What is needed: Reproduce the listing word for word, leaving every picture behind.

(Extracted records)
::::::
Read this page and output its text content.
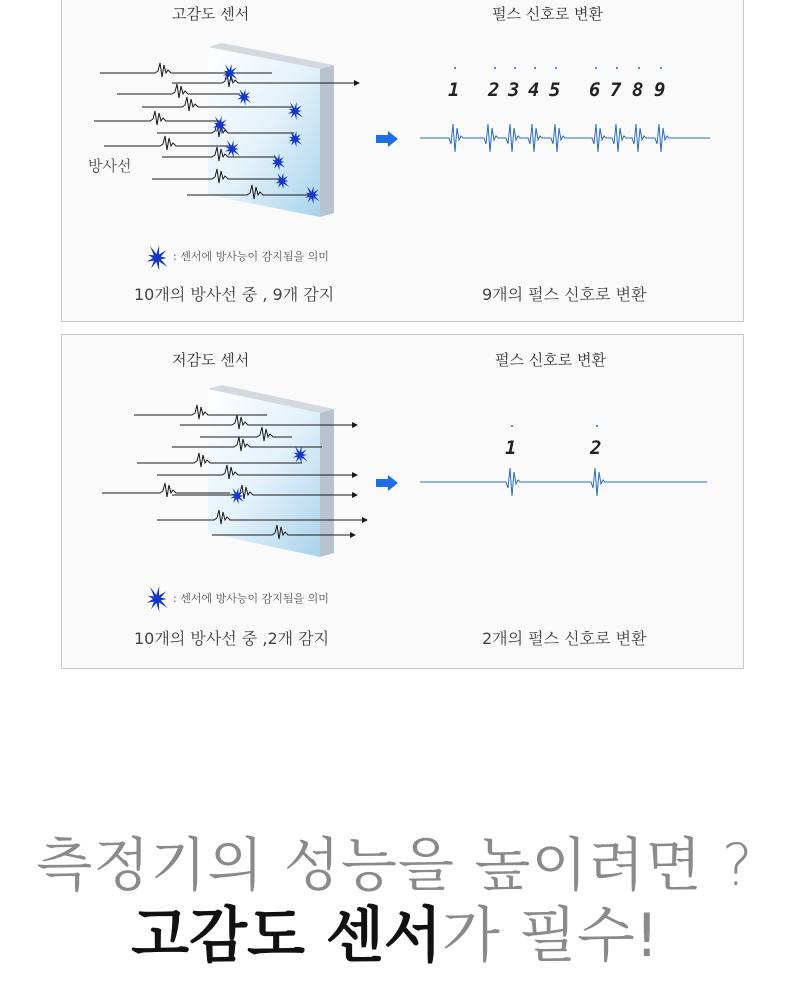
고감도 센서	펄스 신호로 변환
방사선
: 센서에 방사능이 감지됨을 의미
10개의 방사선 중 , 9개 감지	9개의 펄스 신호로 변환
1 2 3 4 5 6 7 8 9
저감도 센서	펄스 신호로 변환
: 센서에 방사능이 감지됨을 의미
10개의 방사선 중 ,2개 감지	2개의 펄스 신호로 변환
1	2
측정기의 성능을 높이려면 ?
고감도 센서가 필수!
::::::
Task response:
Read this page and output its text content.
고감도 센서	펄스 신호로 변환
방사선
: 센서에 방사능이 감지됨을 의미
10개의 방사선 중 , 9개 감지	9개의 펄스 신호로 변환
1 2 3 4 5 6 7 8 9
저감도 센서	펄스 신호로 변환
: 센서에 방사능이 감지됨을 의미
10개의 방사선 중 ,2개 감지	2개의 펄스 신호로 변환
1	2
측정기의 성능을 높이려면 ?
고감도 센서가 필수!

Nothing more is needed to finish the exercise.